> _TASK PROMPT_
Extract the lines that hold the string "valors".

> _DATASET EXTRACT_
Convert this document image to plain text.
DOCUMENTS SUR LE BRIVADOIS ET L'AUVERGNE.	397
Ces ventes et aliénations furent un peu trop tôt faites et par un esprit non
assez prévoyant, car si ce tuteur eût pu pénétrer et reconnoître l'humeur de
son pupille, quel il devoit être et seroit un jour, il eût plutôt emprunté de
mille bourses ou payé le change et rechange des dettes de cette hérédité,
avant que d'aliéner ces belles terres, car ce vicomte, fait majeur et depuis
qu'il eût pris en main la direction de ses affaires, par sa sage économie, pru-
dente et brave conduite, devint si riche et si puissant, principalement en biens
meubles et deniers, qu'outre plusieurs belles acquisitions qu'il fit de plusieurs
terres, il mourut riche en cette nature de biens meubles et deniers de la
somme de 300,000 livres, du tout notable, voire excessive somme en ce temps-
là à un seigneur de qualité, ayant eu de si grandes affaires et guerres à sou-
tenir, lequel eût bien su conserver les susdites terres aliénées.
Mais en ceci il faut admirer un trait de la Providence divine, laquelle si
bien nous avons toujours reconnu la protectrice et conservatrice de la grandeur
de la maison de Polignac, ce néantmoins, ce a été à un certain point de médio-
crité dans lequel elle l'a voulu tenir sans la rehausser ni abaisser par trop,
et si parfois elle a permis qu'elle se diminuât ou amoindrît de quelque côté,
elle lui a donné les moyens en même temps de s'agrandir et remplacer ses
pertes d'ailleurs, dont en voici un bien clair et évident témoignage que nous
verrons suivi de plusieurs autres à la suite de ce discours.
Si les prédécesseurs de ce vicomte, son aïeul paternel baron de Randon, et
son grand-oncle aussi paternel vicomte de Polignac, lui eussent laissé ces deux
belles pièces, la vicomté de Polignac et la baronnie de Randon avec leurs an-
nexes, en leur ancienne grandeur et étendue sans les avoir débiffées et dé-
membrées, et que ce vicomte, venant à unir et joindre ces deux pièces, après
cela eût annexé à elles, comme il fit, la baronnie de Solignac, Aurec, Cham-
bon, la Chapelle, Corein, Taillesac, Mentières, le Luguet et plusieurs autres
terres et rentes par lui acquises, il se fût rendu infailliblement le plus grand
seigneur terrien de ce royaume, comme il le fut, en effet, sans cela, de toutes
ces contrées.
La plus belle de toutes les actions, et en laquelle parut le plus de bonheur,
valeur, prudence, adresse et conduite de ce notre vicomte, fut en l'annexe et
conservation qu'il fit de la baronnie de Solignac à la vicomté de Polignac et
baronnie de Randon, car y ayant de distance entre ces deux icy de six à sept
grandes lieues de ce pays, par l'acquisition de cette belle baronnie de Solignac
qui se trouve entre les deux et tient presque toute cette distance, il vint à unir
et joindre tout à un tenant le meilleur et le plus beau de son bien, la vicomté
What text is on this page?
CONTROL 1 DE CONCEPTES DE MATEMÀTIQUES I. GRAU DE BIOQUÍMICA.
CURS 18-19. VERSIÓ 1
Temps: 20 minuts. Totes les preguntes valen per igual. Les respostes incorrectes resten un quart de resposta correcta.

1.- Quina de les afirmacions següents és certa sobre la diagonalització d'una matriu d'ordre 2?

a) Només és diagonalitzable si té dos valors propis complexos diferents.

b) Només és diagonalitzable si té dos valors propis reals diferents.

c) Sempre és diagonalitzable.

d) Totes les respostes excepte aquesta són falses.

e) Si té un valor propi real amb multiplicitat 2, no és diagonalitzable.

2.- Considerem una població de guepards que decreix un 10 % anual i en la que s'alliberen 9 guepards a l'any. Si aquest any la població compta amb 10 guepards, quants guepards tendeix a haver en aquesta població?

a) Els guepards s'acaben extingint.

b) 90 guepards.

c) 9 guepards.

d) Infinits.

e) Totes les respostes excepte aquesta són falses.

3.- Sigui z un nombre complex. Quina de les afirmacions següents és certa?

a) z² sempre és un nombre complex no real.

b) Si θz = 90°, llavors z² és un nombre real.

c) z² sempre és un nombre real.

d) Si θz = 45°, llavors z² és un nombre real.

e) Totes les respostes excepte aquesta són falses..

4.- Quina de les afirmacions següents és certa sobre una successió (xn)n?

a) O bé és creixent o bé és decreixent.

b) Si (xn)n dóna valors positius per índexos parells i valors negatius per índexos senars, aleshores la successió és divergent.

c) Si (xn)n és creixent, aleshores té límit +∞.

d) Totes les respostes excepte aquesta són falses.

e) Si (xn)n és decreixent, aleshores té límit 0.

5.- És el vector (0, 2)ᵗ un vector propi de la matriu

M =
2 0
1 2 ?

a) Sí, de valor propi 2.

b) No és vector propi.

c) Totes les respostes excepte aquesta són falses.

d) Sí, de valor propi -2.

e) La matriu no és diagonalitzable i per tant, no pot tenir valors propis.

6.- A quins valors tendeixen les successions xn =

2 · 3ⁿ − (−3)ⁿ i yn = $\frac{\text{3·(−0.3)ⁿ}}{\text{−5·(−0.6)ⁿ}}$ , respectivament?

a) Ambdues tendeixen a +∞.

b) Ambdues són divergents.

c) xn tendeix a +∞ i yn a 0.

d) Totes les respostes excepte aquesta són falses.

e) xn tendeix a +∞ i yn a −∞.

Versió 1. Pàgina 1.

--

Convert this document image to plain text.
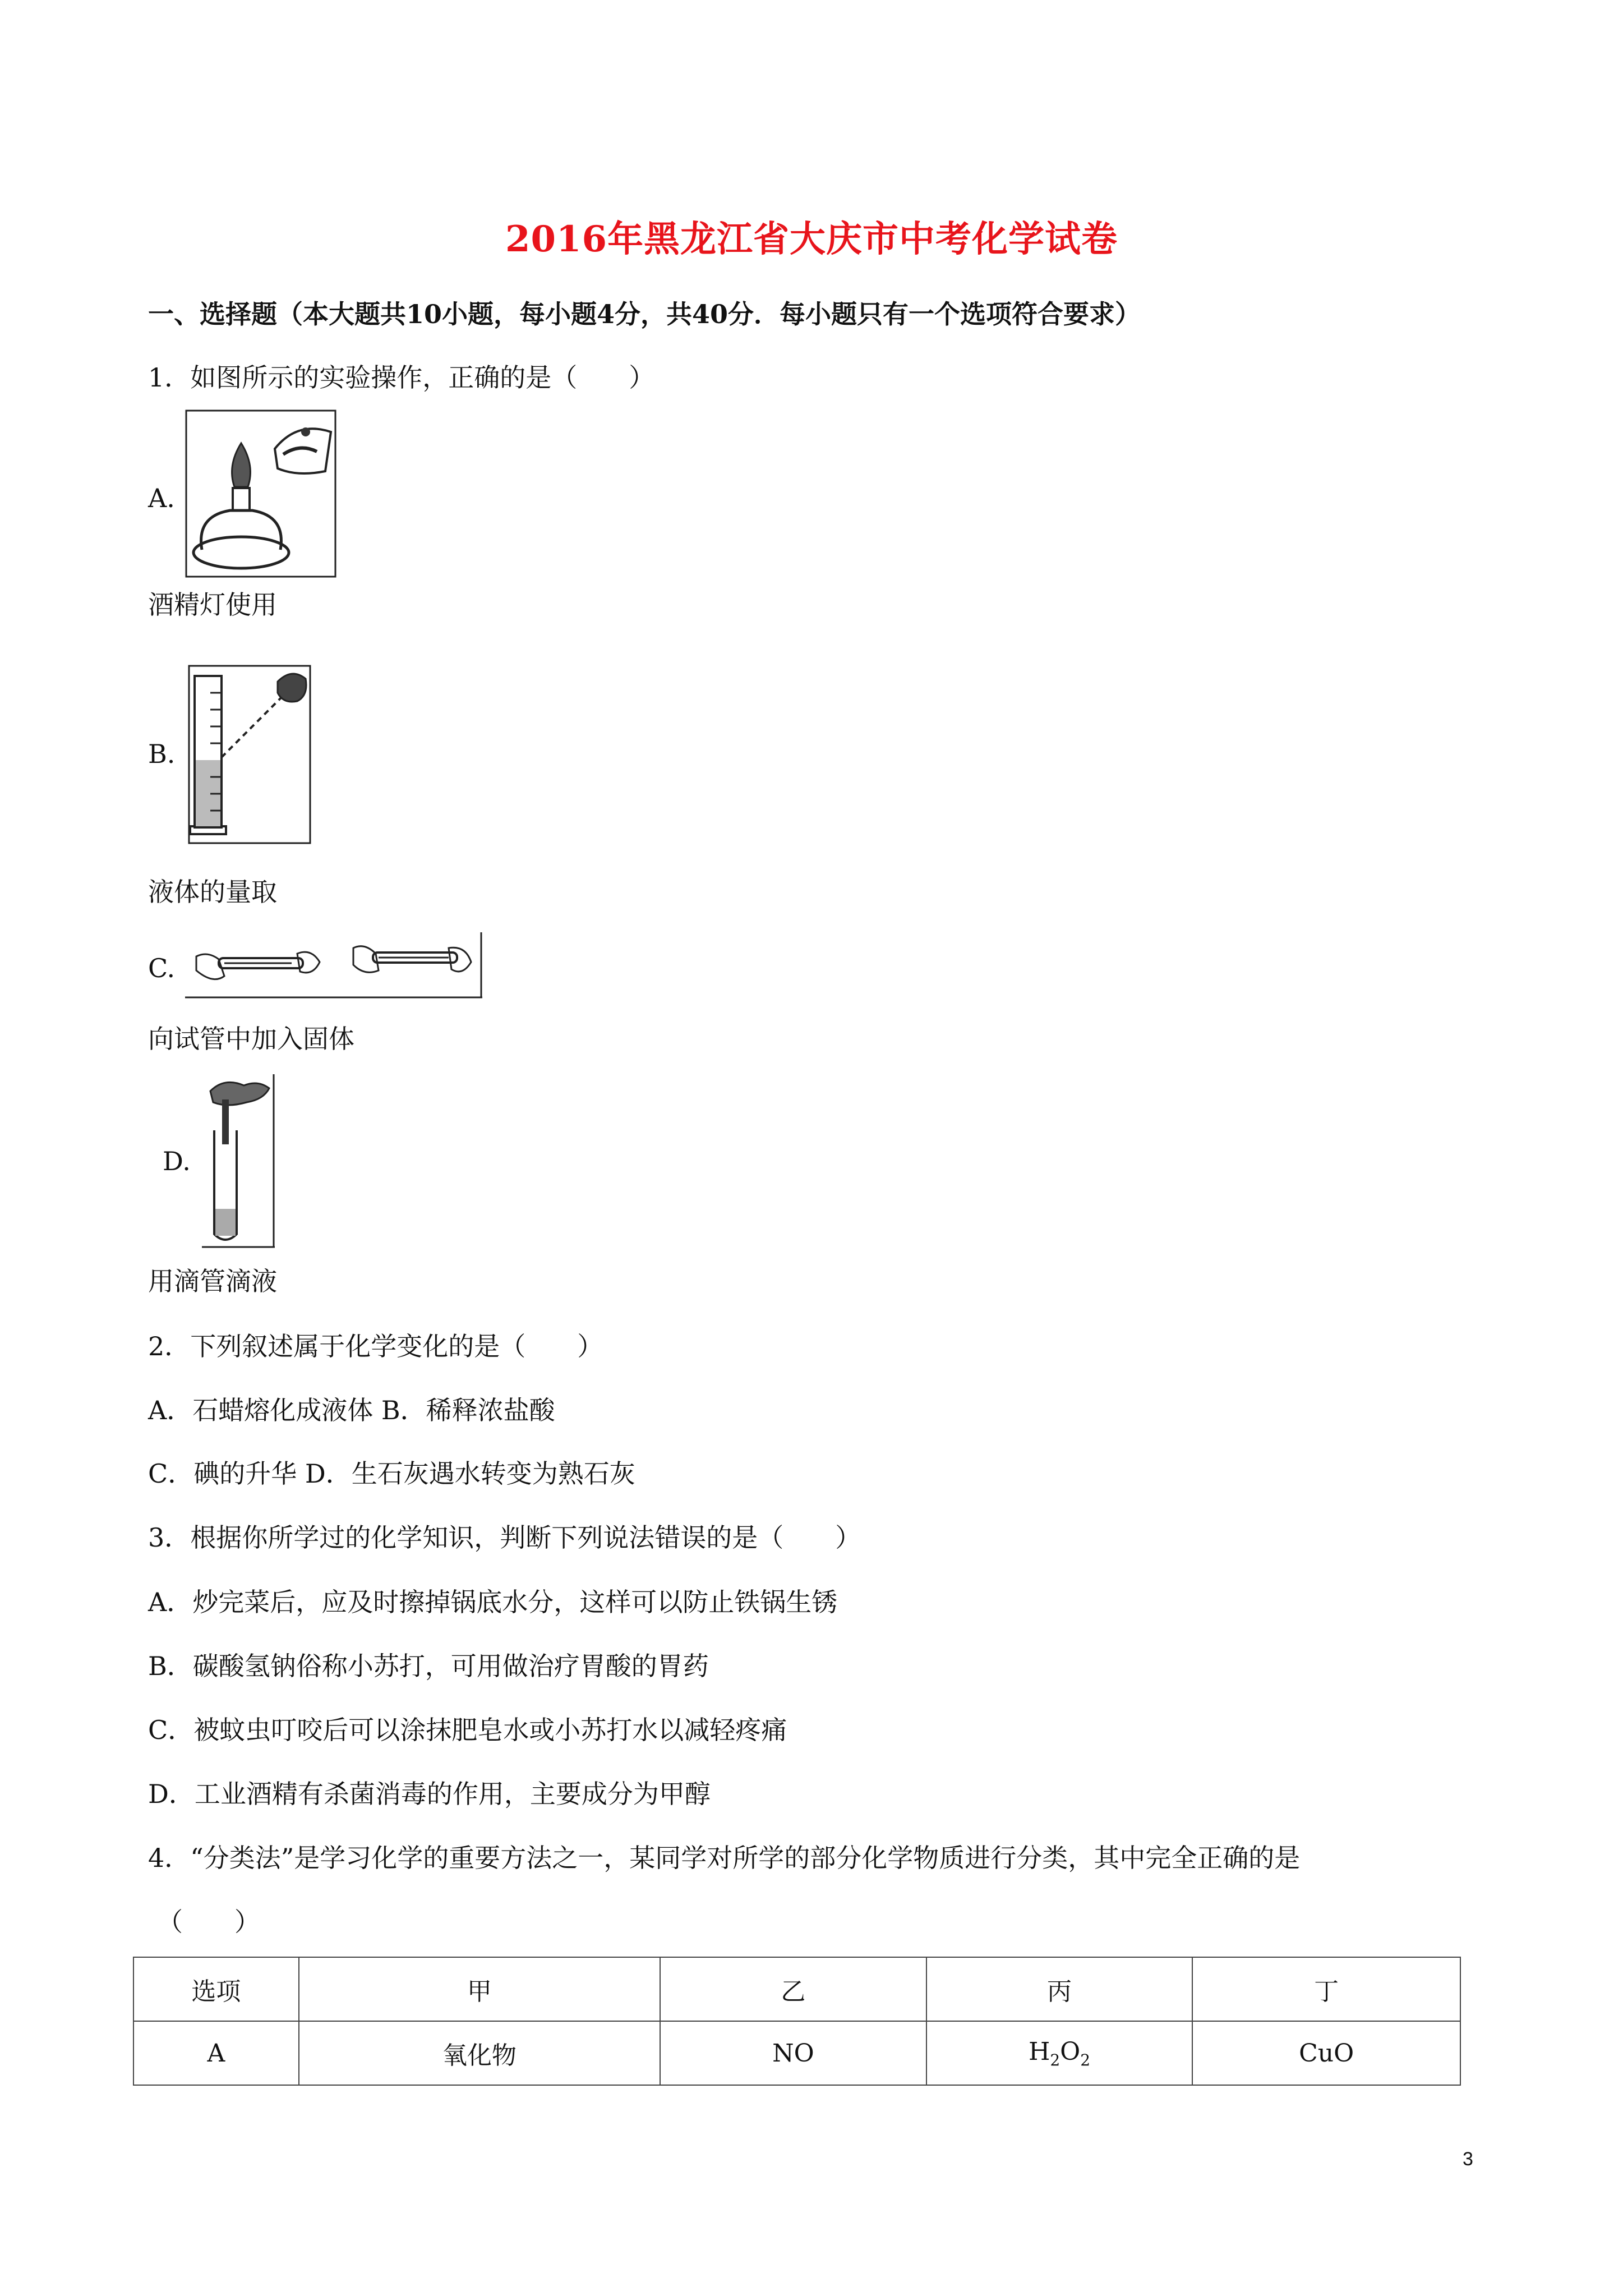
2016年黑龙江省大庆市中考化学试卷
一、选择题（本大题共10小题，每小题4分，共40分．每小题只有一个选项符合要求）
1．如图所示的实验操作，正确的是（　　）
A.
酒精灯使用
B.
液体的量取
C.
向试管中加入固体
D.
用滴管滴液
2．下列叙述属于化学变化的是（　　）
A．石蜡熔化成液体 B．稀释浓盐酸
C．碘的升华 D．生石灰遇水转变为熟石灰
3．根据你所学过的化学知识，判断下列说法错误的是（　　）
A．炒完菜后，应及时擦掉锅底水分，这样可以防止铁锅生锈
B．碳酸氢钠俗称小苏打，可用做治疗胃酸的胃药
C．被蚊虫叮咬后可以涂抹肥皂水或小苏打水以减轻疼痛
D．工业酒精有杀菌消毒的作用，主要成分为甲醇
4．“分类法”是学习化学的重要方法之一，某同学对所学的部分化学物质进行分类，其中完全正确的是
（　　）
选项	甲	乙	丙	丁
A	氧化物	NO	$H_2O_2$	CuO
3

* * *

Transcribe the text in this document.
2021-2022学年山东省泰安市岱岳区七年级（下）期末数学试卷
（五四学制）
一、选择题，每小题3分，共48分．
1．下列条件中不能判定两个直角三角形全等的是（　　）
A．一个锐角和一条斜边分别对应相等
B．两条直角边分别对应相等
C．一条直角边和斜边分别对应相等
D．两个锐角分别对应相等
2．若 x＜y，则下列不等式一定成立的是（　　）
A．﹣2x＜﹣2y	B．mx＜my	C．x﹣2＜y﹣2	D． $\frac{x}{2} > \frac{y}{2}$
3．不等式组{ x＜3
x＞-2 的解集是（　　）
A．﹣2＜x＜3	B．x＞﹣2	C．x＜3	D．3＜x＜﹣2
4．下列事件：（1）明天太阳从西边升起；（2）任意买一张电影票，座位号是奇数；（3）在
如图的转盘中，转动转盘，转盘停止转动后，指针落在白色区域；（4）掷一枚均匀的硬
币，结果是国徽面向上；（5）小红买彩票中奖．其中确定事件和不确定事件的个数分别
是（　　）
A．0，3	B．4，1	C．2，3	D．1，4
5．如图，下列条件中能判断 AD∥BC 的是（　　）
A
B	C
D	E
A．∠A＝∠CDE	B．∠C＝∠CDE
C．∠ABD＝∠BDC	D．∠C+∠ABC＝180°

> _RIGHT ANSWER_
a) Només és diagonalitzable si té dos valors propis complexos diferents.
b) Només és diagonalitzable si té dos valors propis reals diferents.
b) Si (xn)n dóna valors positius per índexos parells i valors negatius per índexos senars, aleshores la successió és divergent.
e) La matriu no és diagonalitzable i per tant, no pot tenir valors propis.
6.- A quins valors tendeixen les successions xn =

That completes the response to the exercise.